Instructions for the task:
Every line of the records below should be restated exactly.

Available data:
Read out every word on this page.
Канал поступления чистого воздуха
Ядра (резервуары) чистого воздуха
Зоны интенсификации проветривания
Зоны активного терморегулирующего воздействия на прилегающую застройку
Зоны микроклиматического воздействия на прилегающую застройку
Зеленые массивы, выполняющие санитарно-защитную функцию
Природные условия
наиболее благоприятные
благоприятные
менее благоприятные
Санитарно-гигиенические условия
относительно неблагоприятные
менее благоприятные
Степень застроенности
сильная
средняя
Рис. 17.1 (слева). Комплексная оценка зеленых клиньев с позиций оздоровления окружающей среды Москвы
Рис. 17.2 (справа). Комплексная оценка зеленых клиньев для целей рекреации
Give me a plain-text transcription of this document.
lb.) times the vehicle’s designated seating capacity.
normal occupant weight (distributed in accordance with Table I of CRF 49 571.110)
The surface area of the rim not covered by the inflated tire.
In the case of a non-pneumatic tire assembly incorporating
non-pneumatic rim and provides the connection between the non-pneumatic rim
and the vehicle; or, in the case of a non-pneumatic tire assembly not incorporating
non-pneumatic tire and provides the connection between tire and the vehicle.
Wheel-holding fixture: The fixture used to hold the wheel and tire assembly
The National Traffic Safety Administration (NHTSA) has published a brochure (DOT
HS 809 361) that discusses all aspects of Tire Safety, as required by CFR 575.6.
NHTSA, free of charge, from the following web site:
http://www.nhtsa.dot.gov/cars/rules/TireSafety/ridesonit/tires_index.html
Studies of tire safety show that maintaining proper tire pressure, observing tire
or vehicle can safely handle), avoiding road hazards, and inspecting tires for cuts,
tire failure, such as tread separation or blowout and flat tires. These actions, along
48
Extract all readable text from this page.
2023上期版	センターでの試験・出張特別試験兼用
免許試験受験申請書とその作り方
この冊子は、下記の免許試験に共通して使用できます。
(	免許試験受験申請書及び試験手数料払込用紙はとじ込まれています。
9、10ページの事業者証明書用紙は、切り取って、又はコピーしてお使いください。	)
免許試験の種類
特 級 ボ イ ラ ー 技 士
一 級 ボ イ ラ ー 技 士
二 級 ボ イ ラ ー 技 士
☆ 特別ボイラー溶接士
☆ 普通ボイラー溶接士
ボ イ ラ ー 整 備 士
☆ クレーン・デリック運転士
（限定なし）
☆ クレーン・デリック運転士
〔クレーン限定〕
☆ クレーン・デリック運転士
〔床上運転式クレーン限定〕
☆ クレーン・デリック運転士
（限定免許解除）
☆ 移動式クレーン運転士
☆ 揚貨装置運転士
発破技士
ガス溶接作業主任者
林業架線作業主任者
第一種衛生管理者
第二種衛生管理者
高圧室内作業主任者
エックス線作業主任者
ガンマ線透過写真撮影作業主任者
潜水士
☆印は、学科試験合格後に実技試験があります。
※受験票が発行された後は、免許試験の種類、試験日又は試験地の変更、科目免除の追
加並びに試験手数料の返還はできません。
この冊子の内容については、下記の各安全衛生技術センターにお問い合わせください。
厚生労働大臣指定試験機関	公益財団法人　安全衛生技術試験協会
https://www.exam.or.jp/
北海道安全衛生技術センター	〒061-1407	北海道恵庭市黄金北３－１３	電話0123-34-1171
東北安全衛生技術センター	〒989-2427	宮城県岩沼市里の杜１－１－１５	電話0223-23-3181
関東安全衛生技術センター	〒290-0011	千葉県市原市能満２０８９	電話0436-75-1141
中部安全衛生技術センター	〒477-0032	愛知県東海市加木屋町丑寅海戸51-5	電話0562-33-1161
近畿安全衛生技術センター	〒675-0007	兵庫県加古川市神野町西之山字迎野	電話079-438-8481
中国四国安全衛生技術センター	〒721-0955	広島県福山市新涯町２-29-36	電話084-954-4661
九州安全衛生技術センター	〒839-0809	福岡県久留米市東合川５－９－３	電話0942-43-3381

Written reply:
Read out every word on this page.
Канал поступления чистого воздуха
Ядра (резервуары) чистого воздуха
Зоны интенсификации проветривания
Зоны активного терморегулирующего воздействия на прилегающую застройку
Зоны микроклиматического воздействия на прилегающую застройку
Зеленые массивы, выполняющие санитарно-защитную функцию
Природные условия
наиболее благоприятные
благоприятные
менее благоприятные
Санитарно-гигиенические условия
относительно неблагоприятные
менее благоприятные
Степень застроенности
сильная
средняя
Рис. 17.1 (слева). Комплексная оценка зеленых клиньев с позиций оздоровления окружающей среды Москвы
Рис. 17.2 (справа). Комплексная оценка зеленых клиньев для целей рекреации
Give me a plain-text transcription of this document.
lb.) times the vehicle’s designated seating capacity.
normal occupant weight (distributed in accordance with Table I of CRF 49 571.110)
The surface area of the rim not covered by the inflated tire.
In the case of a non-pneumatic tire assembly incorporating
non-pneumatic rim and provides the connection between the non-pneumatic rim
and the vehicle; or, in the case of a non-pneumatic tire assembly not incorporating
non-pneumatic tire and provides the connection between tire and the vehicle.
Wheel-holding fixture: The fixture used to hold the wheel and tire assembly
The National Traffic Safety Administration (NHTSA) has published a brochure (DOT
HS 809 361) that discusses all aspects of Tire Safety, as required by CFR 575.6.
NHTSA, free of charge, from the following web site:
http://www.nhtsa.dot.gov/cars/rules/TireSafety/ridesonit/tires_index.html
Studies of tire safety show that maintaining proper tire pressure, observing tire
or vehicle can safely handle), avoiding road hazards, and inspecting tires for cuts,
tire failure, such as tread separation or blowout and flat tires. These actions, along
48
Extract all readable text from this page.
2023上期版	センターでの試験・出張特別試験兼用
免許試験受験申請書とその作り方
この冊子は、下記の免許試験に共通して使用できます。
(	免許試験受験申請書及び試験手数料払込用紙はとじ込まれています。
9、10ページの事業者証明書用紙は、切り取って、又はコピーしてお使いください。	)
免許試験の種類
特 級 ボ イ ラ ー 技 士
一 級 ボ イ ラ ー 技 士
二 級 ボ イ ラ ー 技 士
☆ 特別ボイラー溶接士
☆ 普通ボイラー溶接士
ボ イ ラ ー 整 備 士
☆ クレーン・デリック運転士
（限定なし）
☆ クレーン・デリック運転士
〔クレーン限定〕
☆ クレーン・デリック運転士
〔床上運転式クレーン限定〕
☆ クレーン・デリック運転士
（限定免許解除）
☆ 移動式クレーン運転士
☆ 揚貨装置運転士
発破技士
ガス溶接作業主任者
林業架線作業主任者
第一種衛生管理者
第二種衛生管理者
高圧室内作業主任者
エックス線作業主任者
ガンマ線透過写真撮影作業主任者
潜水士
☆印は、学科試験合格後に実技試験があります。
※受験票が発行された後は、免許試験の種類、試験日又は試験地の変更、科目免除の追
加並びに試験手数料の返還はできません。
この冊子の内容については、下記の各安全衛生技術センターにお問い合わせください。
厚生労働大臣指定試験機関	公益財団法人　安全衛生技術試験協会
https://www.exam.or.jp/
北海道安全衛生技術センター	〒061-1407	北海道恵庭市黄金北３－１３	電話0123-34-1171
東北安全衛生技術センター	〒989-2427	宮城県岩沼市里の杜１－１－１５	電話0223-23-3181
関東安全衛生技術センター	〒290-0011	千葉県市原市能満２０８９	電話0436-75-1141
中部安全衛生技術センター	〒477-0032	愛知県東海市加木屋町丑寅海戸51-5	電話0562-33-1161
近畿安全衛生技術センター	〒675-0007	兵庫県加古川市神野町西之山字迎野	電話079-438-8481
中国四国安全衛生技術センター	〒721-0955	広島県福山市新涯町２-29-36	電話084-954-4661
九州安全衛生技術センター	〒839-0809	福岡県久留米市東合川５－９－３	電話0942-43-3381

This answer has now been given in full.